» **The problem**: Scan the data below for the string "Directive". Show every line where it turns up.

» **Input**:

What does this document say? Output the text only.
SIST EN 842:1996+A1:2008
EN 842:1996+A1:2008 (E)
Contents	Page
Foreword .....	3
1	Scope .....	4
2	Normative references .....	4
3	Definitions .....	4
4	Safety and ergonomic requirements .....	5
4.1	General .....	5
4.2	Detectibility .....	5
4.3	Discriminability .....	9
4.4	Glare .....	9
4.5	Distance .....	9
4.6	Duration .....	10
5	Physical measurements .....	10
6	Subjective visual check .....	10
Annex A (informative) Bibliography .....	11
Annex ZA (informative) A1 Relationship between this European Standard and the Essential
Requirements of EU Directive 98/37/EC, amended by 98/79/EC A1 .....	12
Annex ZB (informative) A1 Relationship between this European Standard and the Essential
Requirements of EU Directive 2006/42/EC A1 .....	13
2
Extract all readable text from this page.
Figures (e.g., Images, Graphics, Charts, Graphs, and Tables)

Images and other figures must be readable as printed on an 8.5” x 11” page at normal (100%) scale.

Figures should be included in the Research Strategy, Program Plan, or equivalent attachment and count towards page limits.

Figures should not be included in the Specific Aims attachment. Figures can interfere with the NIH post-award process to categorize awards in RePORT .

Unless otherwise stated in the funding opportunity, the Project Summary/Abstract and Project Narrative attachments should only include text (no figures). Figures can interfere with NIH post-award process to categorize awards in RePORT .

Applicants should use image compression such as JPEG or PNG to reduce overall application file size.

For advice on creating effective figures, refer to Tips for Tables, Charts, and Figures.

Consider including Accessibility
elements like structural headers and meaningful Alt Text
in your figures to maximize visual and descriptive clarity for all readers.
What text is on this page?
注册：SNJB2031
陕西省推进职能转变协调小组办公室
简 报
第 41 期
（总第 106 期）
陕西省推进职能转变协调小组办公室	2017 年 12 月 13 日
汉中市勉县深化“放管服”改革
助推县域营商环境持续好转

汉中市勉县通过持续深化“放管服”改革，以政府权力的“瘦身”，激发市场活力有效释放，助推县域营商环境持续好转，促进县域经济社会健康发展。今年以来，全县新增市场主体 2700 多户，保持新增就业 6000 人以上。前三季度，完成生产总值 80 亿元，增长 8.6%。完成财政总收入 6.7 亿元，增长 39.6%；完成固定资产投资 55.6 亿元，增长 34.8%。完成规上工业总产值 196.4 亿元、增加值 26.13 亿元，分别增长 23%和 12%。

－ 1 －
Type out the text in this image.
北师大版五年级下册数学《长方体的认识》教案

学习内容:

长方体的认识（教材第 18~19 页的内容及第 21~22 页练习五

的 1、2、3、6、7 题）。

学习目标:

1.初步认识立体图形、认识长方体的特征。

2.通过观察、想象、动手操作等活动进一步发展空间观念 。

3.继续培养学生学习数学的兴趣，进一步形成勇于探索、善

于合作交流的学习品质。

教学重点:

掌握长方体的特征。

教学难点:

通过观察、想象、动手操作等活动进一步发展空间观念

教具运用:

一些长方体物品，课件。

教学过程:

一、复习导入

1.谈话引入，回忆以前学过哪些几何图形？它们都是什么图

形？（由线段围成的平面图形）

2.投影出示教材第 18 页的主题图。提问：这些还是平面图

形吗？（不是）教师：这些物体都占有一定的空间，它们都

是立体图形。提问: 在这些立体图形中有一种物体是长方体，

» **Exercise output**:
Requirements of EU Directive 98/37/EC, amended by 98/79/EC A1 .....	12
Requirements of EU Directive 2006/42/EC A1 .....	13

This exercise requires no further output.